═════ Raw data ═════

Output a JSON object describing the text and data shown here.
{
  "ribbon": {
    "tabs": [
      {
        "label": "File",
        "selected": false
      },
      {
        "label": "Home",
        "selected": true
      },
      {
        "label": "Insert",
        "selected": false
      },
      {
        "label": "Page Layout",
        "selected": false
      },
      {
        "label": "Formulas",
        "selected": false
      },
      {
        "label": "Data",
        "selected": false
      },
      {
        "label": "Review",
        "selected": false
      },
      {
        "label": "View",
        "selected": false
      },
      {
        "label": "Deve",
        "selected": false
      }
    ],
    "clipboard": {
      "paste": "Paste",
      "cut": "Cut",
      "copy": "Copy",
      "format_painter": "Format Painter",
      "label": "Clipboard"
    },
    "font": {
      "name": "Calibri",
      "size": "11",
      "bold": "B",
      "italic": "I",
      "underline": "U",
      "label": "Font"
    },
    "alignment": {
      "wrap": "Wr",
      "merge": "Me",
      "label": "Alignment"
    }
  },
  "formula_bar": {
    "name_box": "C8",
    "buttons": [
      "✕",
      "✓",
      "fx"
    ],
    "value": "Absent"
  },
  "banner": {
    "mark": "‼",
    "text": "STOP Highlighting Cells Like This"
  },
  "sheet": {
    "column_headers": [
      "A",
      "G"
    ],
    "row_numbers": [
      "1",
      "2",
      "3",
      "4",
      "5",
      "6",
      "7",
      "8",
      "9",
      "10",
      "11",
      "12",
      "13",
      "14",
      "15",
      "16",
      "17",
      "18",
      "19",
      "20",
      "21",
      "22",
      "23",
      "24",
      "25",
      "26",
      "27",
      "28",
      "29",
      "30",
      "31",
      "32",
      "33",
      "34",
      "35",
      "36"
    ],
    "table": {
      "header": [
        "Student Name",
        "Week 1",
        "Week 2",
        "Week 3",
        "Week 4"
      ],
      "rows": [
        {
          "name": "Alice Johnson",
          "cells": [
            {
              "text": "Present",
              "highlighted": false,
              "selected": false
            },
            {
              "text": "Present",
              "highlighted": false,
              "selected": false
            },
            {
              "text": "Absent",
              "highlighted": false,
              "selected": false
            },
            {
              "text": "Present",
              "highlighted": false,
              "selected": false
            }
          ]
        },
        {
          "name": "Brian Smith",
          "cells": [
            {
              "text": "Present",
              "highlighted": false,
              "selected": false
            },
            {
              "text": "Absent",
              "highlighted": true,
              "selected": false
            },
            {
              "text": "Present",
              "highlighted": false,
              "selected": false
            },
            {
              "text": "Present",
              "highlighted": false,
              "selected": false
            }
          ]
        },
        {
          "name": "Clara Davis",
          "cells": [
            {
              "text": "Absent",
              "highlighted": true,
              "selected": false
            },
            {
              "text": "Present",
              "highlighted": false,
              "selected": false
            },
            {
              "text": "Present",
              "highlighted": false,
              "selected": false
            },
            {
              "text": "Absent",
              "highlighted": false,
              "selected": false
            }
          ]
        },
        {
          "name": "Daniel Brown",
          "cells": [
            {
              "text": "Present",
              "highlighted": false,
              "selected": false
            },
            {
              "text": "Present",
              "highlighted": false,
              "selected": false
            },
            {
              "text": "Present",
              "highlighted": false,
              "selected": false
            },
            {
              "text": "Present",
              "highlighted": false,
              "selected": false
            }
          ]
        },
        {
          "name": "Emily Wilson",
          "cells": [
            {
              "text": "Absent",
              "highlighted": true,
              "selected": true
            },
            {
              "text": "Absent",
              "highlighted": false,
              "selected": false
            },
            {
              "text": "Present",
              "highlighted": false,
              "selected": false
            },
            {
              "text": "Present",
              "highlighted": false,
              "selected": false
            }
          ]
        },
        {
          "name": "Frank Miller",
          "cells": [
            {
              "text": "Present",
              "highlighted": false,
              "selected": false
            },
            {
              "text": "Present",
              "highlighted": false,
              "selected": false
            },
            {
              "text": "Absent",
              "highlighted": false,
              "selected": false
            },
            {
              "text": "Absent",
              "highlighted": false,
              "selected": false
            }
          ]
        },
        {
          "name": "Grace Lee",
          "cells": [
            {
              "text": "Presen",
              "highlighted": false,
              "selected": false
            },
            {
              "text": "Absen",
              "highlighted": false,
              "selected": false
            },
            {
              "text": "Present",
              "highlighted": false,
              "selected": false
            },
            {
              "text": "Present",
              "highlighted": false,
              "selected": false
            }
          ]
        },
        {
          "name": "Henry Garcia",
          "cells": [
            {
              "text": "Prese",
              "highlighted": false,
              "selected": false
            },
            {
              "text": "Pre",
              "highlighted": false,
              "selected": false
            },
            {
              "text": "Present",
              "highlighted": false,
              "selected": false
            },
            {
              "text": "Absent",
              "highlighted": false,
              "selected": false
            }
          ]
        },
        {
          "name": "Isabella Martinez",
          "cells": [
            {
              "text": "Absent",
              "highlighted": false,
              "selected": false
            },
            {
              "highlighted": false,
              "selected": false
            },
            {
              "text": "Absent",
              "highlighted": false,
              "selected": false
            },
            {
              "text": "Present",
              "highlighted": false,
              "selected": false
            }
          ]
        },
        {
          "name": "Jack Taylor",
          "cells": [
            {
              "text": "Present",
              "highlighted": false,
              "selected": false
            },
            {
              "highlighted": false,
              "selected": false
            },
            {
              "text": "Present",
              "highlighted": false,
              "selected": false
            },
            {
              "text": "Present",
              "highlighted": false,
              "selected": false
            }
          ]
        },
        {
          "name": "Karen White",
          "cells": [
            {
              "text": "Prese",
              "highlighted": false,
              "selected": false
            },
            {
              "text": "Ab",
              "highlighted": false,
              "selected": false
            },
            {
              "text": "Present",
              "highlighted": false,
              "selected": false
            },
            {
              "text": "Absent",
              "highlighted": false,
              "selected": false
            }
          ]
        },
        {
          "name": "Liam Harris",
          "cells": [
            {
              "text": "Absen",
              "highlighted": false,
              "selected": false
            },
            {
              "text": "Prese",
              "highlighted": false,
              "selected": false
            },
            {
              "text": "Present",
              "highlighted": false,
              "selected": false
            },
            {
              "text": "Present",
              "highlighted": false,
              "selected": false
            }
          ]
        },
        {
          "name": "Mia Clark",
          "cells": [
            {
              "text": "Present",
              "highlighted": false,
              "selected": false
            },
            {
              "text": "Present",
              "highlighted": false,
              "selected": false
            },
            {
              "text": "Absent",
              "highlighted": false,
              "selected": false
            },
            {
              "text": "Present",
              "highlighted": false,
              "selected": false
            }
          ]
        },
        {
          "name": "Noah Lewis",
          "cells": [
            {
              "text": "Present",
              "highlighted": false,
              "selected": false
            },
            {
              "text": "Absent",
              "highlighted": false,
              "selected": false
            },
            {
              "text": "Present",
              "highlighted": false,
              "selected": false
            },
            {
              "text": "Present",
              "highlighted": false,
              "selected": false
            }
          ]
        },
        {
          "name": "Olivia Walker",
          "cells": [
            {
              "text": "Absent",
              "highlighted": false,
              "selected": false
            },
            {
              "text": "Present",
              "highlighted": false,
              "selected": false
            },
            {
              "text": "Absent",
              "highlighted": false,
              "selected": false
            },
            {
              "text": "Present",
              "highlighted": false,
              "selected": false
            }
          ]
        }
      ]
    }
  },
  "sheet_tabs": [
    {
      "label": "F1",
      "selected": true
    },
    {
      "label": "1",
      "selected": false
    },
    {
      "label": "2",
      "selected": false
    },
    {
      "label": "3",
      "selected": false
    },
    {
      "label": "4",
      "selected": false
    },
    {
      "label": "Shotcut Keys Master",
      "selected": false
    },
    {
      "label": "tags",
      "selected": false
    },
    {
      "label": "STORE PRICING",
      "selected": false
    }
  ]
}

═════

▸ **Task description**
Set down all of the lines above without altering a word.

▸ **Result of the exercise**
Output a JSON object describing the text and data shown here.
{
  "ribbon": {
    "tabs": [
      {
        "label": "File",
        "selected": false
      },
      {
        "label": "Home",
        "selected": true
      },
      {
        "label": "Insert",
        "selected": false
      },
      {
        "label": "Page Layout",
        "selected": false
      },
      {
        "label": "Formulas",
        "selected": false
      },
      {
        "label": "Data",
        "selected": false
      },
      {
        "label": "Review",
        "selected": false
      },
      {
        "label": "View",
        "selected": false
      },
      {
        "label": "Deve",
        "selected": false
      }
    ],
    "clipboard": {
      "paste": "Paste",
      "cut": "Cut",
      "copy": "Copy",
      "format_painter": "Format Painter",
      "label": "Clipboard"
    },
    "font": {
      "name": "Calibri",
      "size": "11",
      "bold": "B",
      "italic": "I",
      "underline": "U",
      "label": "Font"
    },
    "alignment": {
      "wrap": "Wr",
      "merge": "Me",
      "label": "Alignment"
    }
  },
  "formula_bar": {
    "name_box": "C8",
    "buttons": [
      "✕",
      "✓",
      "fx"
    ],
    "value": "Absent"
  },
  "banner": {
    "mark": "‼",
    "text": "STOP Highlighting Cells Like This"
  },
  "sheet": {
    "column_headers": [
      "A",
      "G"
    ],
    "row_numbers": [
      "1",
      "2",
      "3",
      "4",
      "5",
      "6",
      "7",
      "8",
      "9",
      "10",
      "11",
      "12",
      "13",
      "14",
      "15",
      "16",
      "17",
      "18",
      "19",
      "20",
      "21",
      "22",
      "23",
      "24",
      "25",
      "26",
      "27",
      "28",
      "29",
      "30",
      "31",
      "32",
      "33",
      "34",
      "35",
      "36"
    ],
    "table": {
      "header": [
        "Student Name",
        "Week 1",
        "Week 2",
        "Week 3",
        "Week 4"
      ],
      "rows": [
        {
          "name": "Alice Johnson",
          "cells": [
            {
              "text": "Present",
              "highlighted": false,
              "selected": false
            },
            {
              "text": "Present",
              "highlighted": false,
              "selected": false
            },
            {
              "text": "Absent",
              "highlighted": false,
              "selected": false
            },
            {
              "text": "Present",
              "highlighted": false,
              "selected": false
            }
          ]
        },
        {
          "name": "Brian Smith",
          "cells": [
            {
              "text": "Present",
              "highlighted": false,
              "selected": false
            },
            {
              "text": "Absent",
              "highlighted": true,
              "selected": false
            },
            {
              "text": "Present",
              "highlighted": false,
              "selected": false
            },
            {
              "text": "Present",
              "highlighted": false,
              "selected": false
            }
          ]
        },
        {
          "name": "Clara Davis",
          "cells": [
            {
              "text": "Absent",
              "highlighted": true,
              "selected": false
            },
            {
              "text": "Present",
              "highlighted": false,
              "selected": false
            },
            {
              "text": "Present",
              "highlighted": false,
              "selected": false
            },
            {
              "text": "Absent",
              "highlighted": false,
              "selected": false
            }
          ]
        },
        {
          "name": "Daniel Brown",
          "cells": [
            {
              "text": "Present",
              "highlighted": false,
              "selected": false
            },
            {
              "text": "Present",
              "highlighted": false,
              "selected": false
            },
            {
              "text": "Present",
              "highlighted": false,
              "selected": false
            },
            {
              "text": "Present",
              "highlighted": false,
              "selected": false
            }
          ]
        },
        {
          "name": "Emily Wilson",
          "cells": [
            {
              "text": "Absent",
              "highlighted": true,
              "selected": true
            },
            {
              "text": "Absent",
              "highlighted": false,
              "selected": false
            },
            {
              "text": "Present",
              "highlighted": false,
              "selected": false
            },
            {
              "text": "Present",
              "highlighted": false,
              "selected": false
            }
          ]
        },
        {
          "name": "Frank Miller",
          "cells": [
            {
              "text": "Present",
              "highlighted": false,
              "selected": false
            },
            {
              "text": "Present",
              "highlighted": false,
              "selected": false
            },
            {
              "text": "Absent",
              "highlighted": false,
              "selected": false
            },
            {
              "text": "Absent",
              "highlighted": false,
              "selected": false
            }
          ]
        },
        {
          "name": "Grace Lee",
          "cells": [
            {
              "text": "Presen",
              "highlighted": false,
              "selected": false
            },
            {
              "text": "Absen",
              "highlighted": false,
              "selected": false
            },
            {
              "text": "Present",
              "highlighted": false,
              "selected": false
            },
            {
              "text": "Present",
              "highlighted": false,
              "selected": false
            }
          ]
        },
        {
          "name": "Henry Garcia",
          "cells": [
            {
              "text": "Prese",
              "highlighted": false,
              "selected": false
            },
            {
              "text": "Pre",
              "highlighted": false,
              "selected": false
            },
            {
              "text": "Present",
              "highlighted": false,
              "selected": false
            },
            {
              "text": "Absent",
              "highlighted": false,
              "selected": false
            }
          ]
        },
        {
          "name": "Isabella Martinez",
          "cells": [
            {
              "text": "Absent",
              "highlighted": false,
              "selected": false
            },
            {
              "highlighted": false,
              "selected": false
            },
            {
              "text": "Absent",
              "highlighted": false,
              "selected": false
            },
            {
              "text": "Present",
              "highlighted": false,
              "selected": false
            }
          ]
        },
        {
          "name": "Jack Taylor",
          "cells": [
            {
              "text": "Present",
              "highlighted": false,
              "selected": false
            },
            {
              "highlighted": false,
              "selected": false
            },
            {
              "text": "Present",
              "highlighted": false,
              "selected": false
            },
            {
              "text": "Present",
              "highlighted": false,
              "selected": false
            }
          ]
        },
        {
          "name": "Karen White",
          "cells": [
            {
              "text": "Prese",
              "highlighted": false,
              "selected": false
            },
            {
              "text": "Ab",
              "highlighted": false,
              "selected": false
            },
            {
              "text": "Present",
              "highlighted": false,
              "selected": false
            },
            {
              "text": "Absent",
              "highlighted": false,
              "selected": false
            }
          ]
        },
        {
          "name": "Liam Harris",
          "cells": [
            {
              "text": "Absen",
              "highlighted": false,
              "selected": false
            },
            {
              "text": "Prese",
              "highlighted": false,
              "selected": false
            },
            {
              "text": "Present",
              "highlighted": false,
              "selected": false
            },
            {
              "text": "Present",
              "highlighted": false,
              "selected": false
            }
          ]
        },
        {
          "name": "Mia Clark",
          "cells": [
            {
              "text": "Present",
              "highlighted": false,
              "selected": false
            },
            {
              "text": "Present",
              "highlighted": false,
              "selected": false
            },
            {
              "text": "Absent",
              "highlighted": false,
              "selected": false
            },
            {
              "text": "Present",
              "highlighted": false,
              "selected": false
            }
          ]
        },
        {
          "name": "Noah Lewis",
          "cells": [
            {
              "text": "Present",
              "highlighted": false,
              "selected": false
            },
            {
              "text": "Absent",
              "highlighted": false,
              "selected": false
            },
            {
              "text": "Present",
              "highlighted": false,
              "selected": false
            },
            {
              "text": "Present",
              "highlighted": false,
              "selected": false
            }
          ]
        },
        {
          "name": "Olivia Walker",
          "cells": [
            {
              "text": "Absent",
              "highlighted": false,
              "selected": false
            },
            {
              "text": "Present",
              "highlighted": false,
              "selected": false
            },
            {
              "text": "Absent",
              "highlighted": false,
              "selected": false
            },
            {
              "text": "Present",
              "highlighted": false,
              "selected": false
            }
          ]
        }
      ]
    }
  },
  "sheet_tabs": [
    {
      "label": "F1",
      "selected": true
    },
    {
      "label": "1",
      "selected": false
    },
    {
      "label": "2",
      "selected": false
    },
    {
      "label": "3",
      "selected": false
    },
    {
      "label": "4",
      "selected": false
    },
    {
      "label": "Shotcut Keys Master",
      "selected": false
    },
    {
      "label": "tags",
      "selected": false
    },
    {
      "label": "STORE PRICING",
      "selected": false
    }
  ]
}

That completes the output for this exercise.